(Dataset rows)
****************************************

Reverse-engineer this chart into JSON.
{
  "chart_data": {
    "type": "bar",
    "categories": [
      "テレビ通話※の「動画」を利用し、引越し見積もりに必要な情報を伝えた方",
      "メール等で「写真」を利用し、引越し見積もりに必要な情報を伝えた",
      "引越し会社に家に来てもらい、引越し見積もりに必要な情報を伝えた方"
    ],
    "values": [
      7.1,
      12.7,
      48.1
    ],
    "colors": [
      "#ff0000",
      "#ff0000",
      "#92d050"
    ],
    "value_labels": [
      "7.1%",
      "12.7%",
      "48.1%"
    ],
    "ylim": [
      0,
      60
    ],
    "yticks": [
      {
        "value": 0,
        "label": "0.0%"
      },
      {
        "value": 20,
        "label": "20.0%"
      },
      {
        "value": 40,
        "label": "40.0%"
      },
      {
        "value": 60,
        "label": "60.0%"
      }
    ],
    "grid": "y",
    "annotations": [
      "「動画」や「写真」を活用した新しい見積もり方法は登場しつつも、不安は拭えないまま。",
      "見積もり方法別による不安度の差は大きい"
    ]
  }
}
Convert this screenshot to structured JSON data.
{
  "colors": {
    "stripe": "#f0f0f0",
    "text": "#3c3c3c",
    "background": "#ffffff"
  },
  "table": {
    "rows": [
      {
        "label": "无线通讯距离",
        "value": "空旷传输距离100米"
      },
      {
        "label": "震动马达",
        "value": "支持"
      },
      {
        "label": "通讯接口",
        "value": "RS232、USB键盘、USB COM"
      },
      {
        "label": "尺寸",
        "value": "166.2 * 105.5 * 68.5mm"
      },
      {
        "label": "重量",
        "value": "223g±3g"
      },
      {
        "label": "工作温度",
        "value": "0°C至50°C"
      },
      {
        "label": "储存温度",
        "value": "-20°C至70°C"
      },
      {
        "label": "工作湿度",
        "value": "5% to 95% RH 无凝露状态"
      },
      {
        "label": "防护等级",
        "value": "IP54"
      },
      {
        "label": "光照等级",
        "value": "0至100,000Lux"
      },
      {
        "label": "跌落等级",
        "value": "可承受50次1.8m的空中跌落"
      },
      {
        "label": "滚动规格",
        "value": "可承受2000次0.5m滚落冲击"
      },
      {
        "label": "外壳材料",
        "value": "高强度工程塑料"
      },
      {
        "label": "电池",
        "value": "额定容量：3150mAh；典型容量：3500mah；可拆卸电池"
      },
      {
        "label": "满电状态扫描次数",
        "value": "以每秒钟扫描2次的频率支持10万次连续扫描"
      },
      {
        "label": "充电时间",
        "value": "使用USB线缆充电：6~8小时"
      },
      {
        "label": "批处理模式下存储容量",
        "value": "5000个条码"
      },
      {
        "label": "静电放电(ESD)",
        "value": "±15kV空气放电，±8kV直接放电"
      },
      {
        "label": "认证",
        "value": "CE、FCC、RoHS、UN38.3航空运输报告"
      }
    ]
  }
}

****************************************

**WHAT YOU WILL DO:** Copy out all of the data exactly, leaving nothing out.

**EXERCISE ANSWER:**
Reverse-engineer this chart into JSON.
{
  "chart_data": {
    "type": "bar",
    "categories": [
      "テレビ通話※の「動画」を利用し、引越し見積もりに必要な情報を伝えた方",
      "メール等で「写真」を利用し、引越し見積もりに必要な情報を伝えた",
      "引越し会社に家に来てもらい、引越し見積もりに必要な情報を伝えた方"
    ],
    "values": [
      7.1,
      12.7,
      48.1
    ],
    "colors": [
      "#ff0000",
      "#ff0000",
      "#92d050"
    ],
    "value_labels": [
      "7.1%",
      "12.7%",
      "48.1%"
    ],
    "ylim": [
      0,
      60
    ],
    "yticks": [
      {
        "value": 0,
        "label": "0.0%"
      },
      {
        "value": 20,
        "label": "20.0%"
      },
      {
        "value": 40,
        "label": "40.0%"
      },
      {
        "value": 60,
        "label": "60.0%"
      }
    ],
    "grid": "y",
    "annotations": [
      "「動画」や「写真」を活用した新しい見積もり方法は登場しつつも、不安は拭えないまま。",
      "見積もり方法別による不安度の差は大きい"
    ]
  }
}
Convert this screenshot to structured JSON data.
{
  "colors": {
    "stripe": "#f0f0f0",
    "text": "#3c3c3c",
    "background": "#ffffff"
  },
  "table": {
    "rows": [
      {
        "label": "无线通讯距离",
        "value": "空旷传输距离100米"
      },
      {
        "label": "震动马达",
        "value": "支持"
      },
      {
        "label": "通讯接口",
        "value": "RS232、USB键盘、USB COM"
      },
      {
        "label": "尺寸",
        "value": "166.2 * 105.5 * 68.5mm"
      },
      {
        "label": "重量",
        "value": "223g±3g"
      },
      {
        "label": "工作温度",
        "value": "0°C至50°C"
      },
      {
        "label": "储存温度",
        "value": "-20°C至70°C"
      },
      {
        "label": "工作湿度",
        "value": "5% to 95% RH 无凝露状态"
      },
      {
        "label": "防护等级",
        "value": "IP54"
      },
      {
        "label": "光照等级",
        "value": "0至100,000Lux"
      },
      {
        "label": "跌落等级",
        "value": "可承受50次1.8m的空中跌落"
      },
      {
        "label": "滚动规格",
        "value": "可承受2000次0.5m滚落冲击"
      },
      {
        "label": "外壳材料",
        "value": "高强度工程塑料"
      },
      {
        "label": "电池",
        "value": "额定容量：3150mAh；典型容量：3500mah；可拆卸电池"
      },
      {
        "label": "满电状态扫描次数",
        "value": "以每秒钟扫描2次的频率支持10万次连续扫描"
      },
      {
        "label": "充电时间",
        "value": "使用USB线缆充电：6~8小时"
      },
      {
        "label": "批处理模式下存储容量",
        "value": "5000个条码"
      },
      {
        "label": "静电放电(ESD)",
        "value": "±15kV空气放电，±8kV直接放电"
      },
      {
        "label": "认证",
        "value": "CE、FCC、RoHS、UN38.3航空运输报告"
      }
    ]
  }
}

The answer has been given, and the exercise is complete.